[Stored data]
┌──

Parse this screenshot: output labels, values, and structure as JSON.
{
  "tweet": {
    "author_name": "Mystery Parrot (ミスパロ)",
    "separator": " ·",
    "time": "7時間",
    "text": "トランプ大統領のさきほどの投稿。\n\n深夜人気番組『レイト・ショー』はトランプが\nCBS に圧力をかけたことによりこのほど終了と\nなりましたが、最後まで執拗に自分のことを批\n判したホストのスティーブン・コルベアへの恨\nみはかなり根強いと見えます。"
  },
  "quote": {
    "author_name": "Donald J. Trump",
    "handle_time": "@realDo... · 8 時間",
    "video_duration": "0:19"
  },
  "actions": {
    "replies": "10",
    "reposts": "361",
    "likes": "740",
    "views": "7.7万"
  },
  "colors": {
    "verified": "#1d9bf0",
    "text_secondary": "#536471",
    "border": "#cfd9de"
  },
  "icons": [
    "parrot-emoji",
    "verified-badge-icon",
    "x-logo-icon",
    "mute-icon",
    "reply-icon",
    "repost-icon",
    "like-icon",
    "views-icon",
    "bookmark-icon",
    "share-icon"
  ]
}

└──

### TASK
Extract every entry above as it appears.

### EXERCISE ANSWER
Parse this screenshot: output labels, values, and structure as JSON.
{
  "tweet": {
    "author_name": "Mystery Parrot (ミスパロ)",
    "separator": " ·",
    "time": "7時間",
    "text": "トランプ大統領のさきほどの投稿。\n\n深夜人気番組『レイト・ショー』はトランプが\nCBS に圧力をかけたことによりこのほど終了と\nなりましたが、最後まで執拗に自分のことを批\n判したホストのスティーブン・コルベアへの恨\nみはかなり根強いと見えます。"
  },
  "quote": {
    "author_name": "Donald J. Trump",
    "handle_time": "@realDo... · 8 時間",
    "video_duration": "0:19"
  },
  "actions": {
    "replies": "10",
    "reposts": "361",
    "likes": "740",
    "views": "7.7万"
  },
  "colors": {
    "verified": "#1d9bf0",
    "text_secondary": "#536471",
    "border": "#cfd9de"
  },
  "icons": [
    "parrot-emoji",
    "verified-badge-icon",
    "x-logo-icon",
    "mute-icon",
    "reply-icon",
    "repost-icon",
    "like-icon",
    "views-icon",
    "bookmark-icon",
    "share-icon"
  ]
}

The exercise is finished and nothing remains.